Exercise requirements: Render every line of each item as a JSON list of strings, one string per line and no blank lines.

===== Dataset content

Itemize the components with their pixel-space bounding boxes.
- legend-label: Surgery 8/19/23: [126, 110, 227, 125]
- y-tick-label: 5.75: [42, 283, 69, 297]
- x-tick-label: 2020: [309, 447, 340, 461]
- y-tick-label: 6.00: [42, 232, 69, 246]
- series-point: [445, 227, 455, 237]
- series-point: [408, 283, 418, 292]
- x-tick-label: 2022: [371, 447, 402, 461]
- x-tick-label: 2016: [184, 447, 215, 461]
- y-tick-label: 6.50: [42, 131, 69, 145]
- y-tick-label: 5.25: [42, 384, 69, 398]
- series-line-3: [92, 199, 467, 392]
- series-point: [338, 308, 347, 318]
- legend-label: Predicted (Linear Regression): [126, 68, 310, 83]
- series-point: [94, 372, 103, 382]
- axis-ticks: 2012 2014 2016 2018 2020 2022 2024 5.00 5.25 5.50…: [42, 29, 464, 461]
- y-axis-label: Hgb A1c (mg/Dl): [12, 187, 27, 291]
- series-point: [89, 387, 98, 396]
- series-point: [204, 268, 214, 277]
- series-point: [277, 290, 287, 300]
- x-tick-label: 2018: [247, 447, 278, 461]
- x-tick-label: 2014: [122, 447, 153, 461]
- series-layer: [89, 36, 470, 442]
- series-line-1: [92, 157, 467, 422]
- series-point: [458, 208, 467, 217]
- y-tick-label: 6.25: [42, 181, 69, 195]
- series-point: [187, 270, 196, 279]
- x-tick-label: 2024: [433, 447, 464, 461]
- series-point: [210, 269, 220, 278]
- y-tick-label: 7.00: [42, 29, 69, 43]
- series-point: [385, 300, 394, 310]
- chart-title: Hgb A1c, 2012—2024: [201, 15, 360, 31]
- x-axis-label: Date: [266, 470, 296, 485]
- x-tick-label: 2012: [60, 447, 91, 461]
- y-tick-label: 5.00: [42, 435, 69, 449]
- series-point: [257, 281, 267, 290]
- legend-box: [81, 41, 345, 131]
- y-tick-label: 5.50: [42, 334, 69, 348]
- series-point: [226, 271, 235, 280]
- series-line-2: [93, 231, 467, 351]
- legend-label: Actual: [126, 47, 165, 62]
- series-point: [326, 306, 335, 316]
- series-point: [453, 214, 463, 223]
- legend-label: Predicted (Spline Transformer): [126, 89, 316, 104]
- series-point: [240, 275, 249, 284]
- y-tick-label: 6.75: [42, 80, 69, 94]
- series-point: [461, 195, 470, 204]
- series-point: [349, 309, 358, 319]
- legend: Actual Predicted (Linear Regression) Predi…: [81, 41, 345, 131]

==========

Answer:
[
  "Itemize the components with their pixel-space bounding boxes.",
  "- legend-label: Surgery 8/19/23: [126, 110, 227, 125]",
  "- y-tick-label: 5.75: [42, 283, 69, 297]",
  "- x-tick-label: 2020: [309, 447, 340, 461]",
  "- y-tick-label: 6.00: [42, 232, 69, 246]",
  "- series-point: [445, 227, 455, 237]",
  "- series-point: [408, 283, 418, 292]",
  "- x-tick-label: 2022: [371, 447, 402, 461]",
  "- x-tick-label: 2016: [184, 447, 215, 461]",
  "- y-tick-label: 6.50: [42, 131, 69, 145]",
  "- y-tick-label: 5.25: [42, 384, 69, 398]",
  "- series-line-3: [92, 199, 467, 392]",
  "- series-point: [338, 308, 347, 318]",
  "- legend-label: Predicted (Linear Regression): [126, 68, 310, 83]",
  "- series-point: [94, 372, 103, 382]",
  "- axis-ticks: 2012 2014 2016 2018 2020 2022 2024 5.00 5.25 5.50…: [42, 29, 464, 461]",
  "- y-axis-label: Hgb A1c (mg/Dl): [12, 187, 27, 291]",
  "- series-point: [89, 387, 98, 396]",
  "- series-point: [204, 268, 214, 277]",
  "- series-point: [277, 290, 287, 300]",
  "- x-tick-label: 2018: [247, 447, 278, 461]",
  "- x-tick-label: 2014: [122, 447, 153, 461]",
  "- series-layer: [89, 36, 470, 442]",
  "- series-line-1: [92, 157, 467, 422]",
  "- series-point: [458, 208, 467, 217]",
  "- y-tick-label: 6.25: [42, 181, 69, 195]",
  "- series-point: [187, 270, 196, 279]",
  "- x-tick-label: 2024: [433, 447, 464, 461]",
  "- series-point: [210, 269, 220, 278]",
  "- y-tick-label: 7.00: [42, 29, 69, 43]",
  "- series-point: [385, 300, 394, 310]",
  "- chart-title: Hgb A1c, 2012—2024: [201, 15, 360, 31]",
  "- x-axis-label: Date: [266, 470, 296, 485]",
  "- x-tick-label: 2012: [60, 447, 91, 461]",
  "- y-tick-label: 5.00: [42, 435, 69, 449]",
  "- series-point: [257, 281, 267, 290]",
  "- legend-box: [81, 41, 345, 131]",
  "- y-tick-label: 5.50: [42, 334, 69, 348]",
  "- series-point: [226, 271, 235, 280]",
  "- series-line-2: [93, 231, 467, 351]",
  "- legend-label: Actual: [126, 47, 165, 62]",
  "- series-point: [326, 306, 335, 316]",
  "- series-point: [453, 214, 463, 223]",
  "- legend-label: Predicted (Spline Transformer): [126, 89, 316, 104]",
  "- series-point: [240, 275, 249, 284]",
  "- y-tick-label: 6.75: [42, 80, 69, 94]",
  "- series-point: [461, 195, 470, 204]",
  "- series-point: [349, 309, 358, 319]",
  "- legend: Actual Predicted (Linear Regression) Predi…: [81, 41, 345, 131]"
]